start Data supplied
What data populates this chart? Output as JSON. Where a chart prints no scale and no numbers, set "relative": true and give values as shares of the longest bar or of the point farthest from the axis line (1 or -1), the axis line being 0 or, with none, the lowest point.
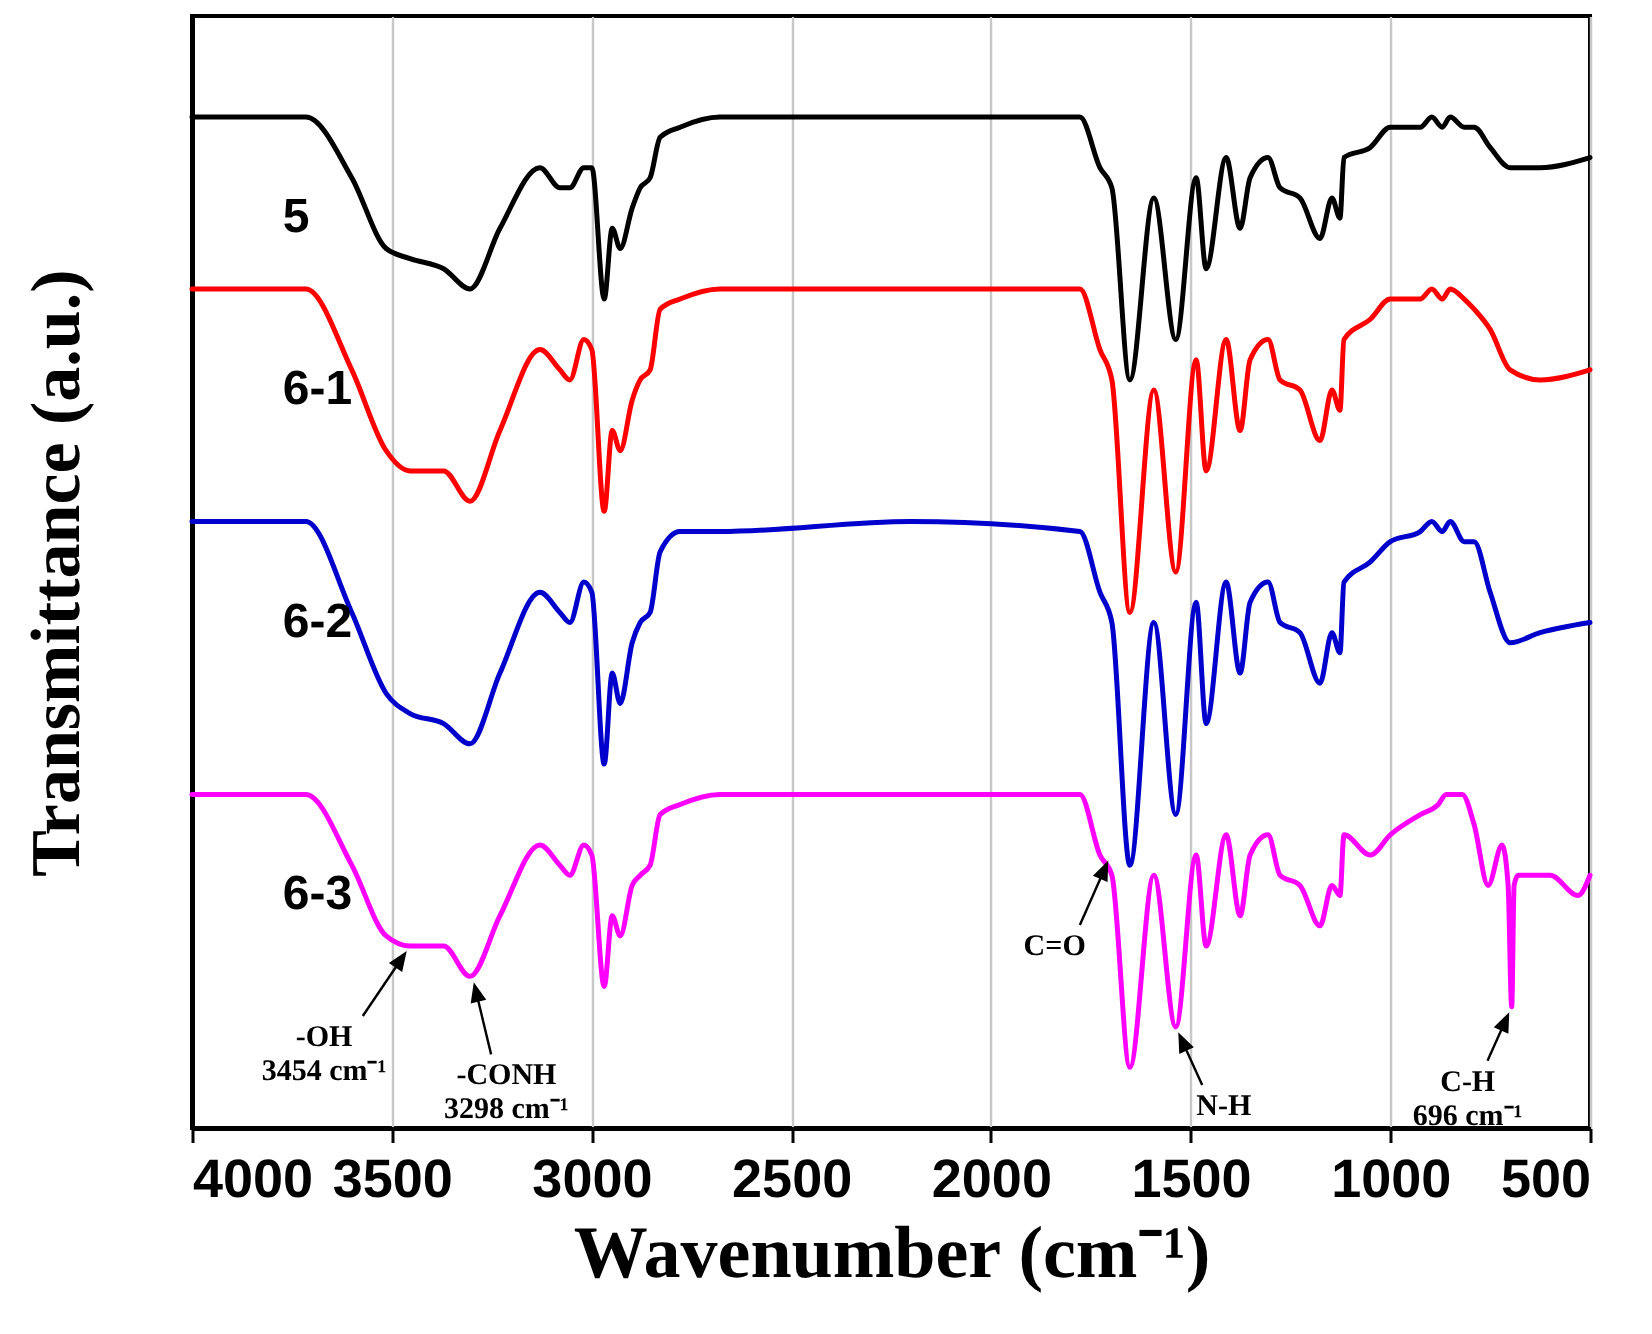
{
  "chart_data": {
    "type": "line",
    "xlabel": "Wavenumber (cm⁻¹)",
    "ylabel": "Transmittance (a.u.)",
    "relative": true,
    "x": [
      4000,
      3715,
      3600,
      3514,
      3454,
      3370,
      3304,
      3229,
      3129,
      3079,
      3054,
      3019,
      2999,
      2968,
      2948,
      2928,
      2898,
      2878,
      2853,
      2828,
      2778,
      2678,
      2200,
      1777,
      1727,
      1697,
      1652,
      1592,
      1537,
      1486,
      1461,
      1411,
      1376,
      1351,
      1306,
      1276,
      1226,
      1176,
      1146,
      1126,
      1116,
      1050,
      1000,
      925,
      896,
      870,
      850,
      815,
      790,
      750,
      700,
      625,
      500
    ],
    "xlim": [
      4000,
      500
    ],
    "xticks": [
      4000,
      3500,
      3000,
      2500,
      2000,
      1500,
      1000,
      500
    ],
    "grid": "x",
    "line_style": "solid",
    "series": [
      {
        "name": "5",
        "color": "#000000",
        "values": [
          1.0,
          1.0,
          0.94,
          0.87,
          0.86,
          0.85,
          0.83,
          0.89,
          0.95,
          0.93,
          0.93,
          0.95,
          0.95,
          0.82,
          0.89,
          0.87,
          0.91,
          0.93,
          0.94,
          0.98,
          0.99,
          1.0,
          1.0,
          1.0,
          0.95,
          0.93,
          0.74,
          0.92,
          0.78,
          0.94,
          0.85,
          0.96,
          0.89,
          0.94,
          0.96,
          0.93,
          0.92,
          0.88,
          0.92,
          0.9,
          0.96,
          0.97,
          0.99,
          0.99,
          1.0,
          0.99,
          1.0,
          0.99,
          0.99,
          0.97,
          0.95,
          0.95,
          0.96
        ]
      },
      {
        "name": "6-1",
        "color": "#ff0000",
        "values": [
          0.83,
          0.83,
          0.75,
          0.67,
          0.65,
          0.65,
          0.62,
          0.69,
          0.77,
          0.75,
          0.74,
          0.78,
          0.77,
          0.61,
          0.69,
          0.67,
          0.72,
          0.74,
          0.75,
          0.81,
          0.82,
          0.83,
          0.83,
          0.83,
          0.77,
          0.74,
          0.51,
          0.73,
          0.55,
          0.76,
          0.65,
          0.78,
          0.69,
          0.76,
          0.78,
          0.74,
          0.73,
          0.68,
          0.73,
          0.71,
          0.78,
          0.8,
          0.82,
          0.82,
          0.83,
          0.82,
          0.83,
          0.82,
          0.81,
          0.79,
          0.75,
          0.74,
          0.75
        ]
      },
      {
        "name": "6-2",
        "color": "#0000cc",
        "values": [
          0.6,
          0.6,
          0.51,
          0.43,
          0.41,
          0.4,
          0.38,
          0.45,
          0.53,
          0.51,
          0.5,
          0.54,
          0.53,
          0.36,
          0.45,
          0.42,
          0.48,
          0.5,
          0.51,
          0.57,
          0.59,
          0.59,
          0.6,
          0.59,
          0.53,
          0.5,
          0.26,
          0.5,
          0.31,
          0.52,
          0.4,
          0.54,
          0.45,
          0.52,
          0.54,
          0.5,
          0.49,
          0.44,
          0.49,
          0.47,
          0.54,
          0.56,
          0.58,
          0.59,
          0.6,
          0.59,
          0.6,
          0.58,
          0.58,
          0.53,
          0.48,
          0.49,
          0.5
        ]
      },
      {
        "name": "6-3",
        "color": "#ff00ff",
        "x": [
          4000,
          3715,
          3600,
          3514,
          3454,
          3370,
          3304,
          3229,
          3129,
          3079,
          3054,
          3019,
          2999,
          2968,
          2948,
          2928,
          2898,
          2878,
          2853,
          2828,
          2778,
          2678,
          2200,
          1777,
          1727,
          1697,
          1652,
          1592,
          1537,
          1486,
          1461,
          1411,
          1376,
          1351,
          1306,
          1276,
          1226,
          1176,
          1146,
          1126,
          1116,
          1050,
          1000,
          925,
          880,
          860,
          820,
          790,
          755,
          720,
          705,
          696,
          690,
          680,
          600,
          530,
          500
        ],
        "values": [
          0.33,
          0.33,
          0.26,
          0.19,
          0.18,
          0.18,
          0.15,
          0.21,
          0.28,
          0.26,
          0.25,
          0.28,
          0.27,
          0.14,
          0.21,
          0.19,
          0.24,
          0.25,
          0.26,
          0.31,
          0.32,
          0.33,
          0.33,
          0.33,
          0.27,
          0.25,
          0.06,
          0.25,
          0.1,
          0.27,
          0.18,
          0.29,
          0.21,
          0.27,
          0.29,
          0.25,
          0.24,
          0.2,
          0.24,
          0.23,
          0.29,
          0.27,
          0.29,
          0.31,
          0.32,
          0.33,
          0.33,
          0.3,
          0.24,
          0.28,
          0.24,
          0.12,
          0.24,
          0.25,
          0.25,
          0.23,
          0.25
        ]
      }
    ],
    "annotations": [
      {
        "text": "-OH\n3454 cm⁻¹",
        "x": 3454,
        "y": 0.18
      },
      {
        "text": "-CONH\n3298 cm⁻¹",
        "x": 3298,
        "y": 0.15
      },
      {
        "text": "C=O",
        "x": 1700,
        "y": 0.27
      },
      {
        "text": "N-H",
        "x": 1537,
        "y": 0.1
      },
      {
        "text": "C-H\n696 cm⁻¹",
        "x": 696,
        "y": 0.12
      }
    ]
  }
}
end Data supplied
§ **Written problem**:
For each line in the data above that contains the string "color", extract the line.

§ **Task solution**:
        "color": "#000000",
        "color": "#ff0000",
        "color": "#0000cc",
        "color": "#ff00ff",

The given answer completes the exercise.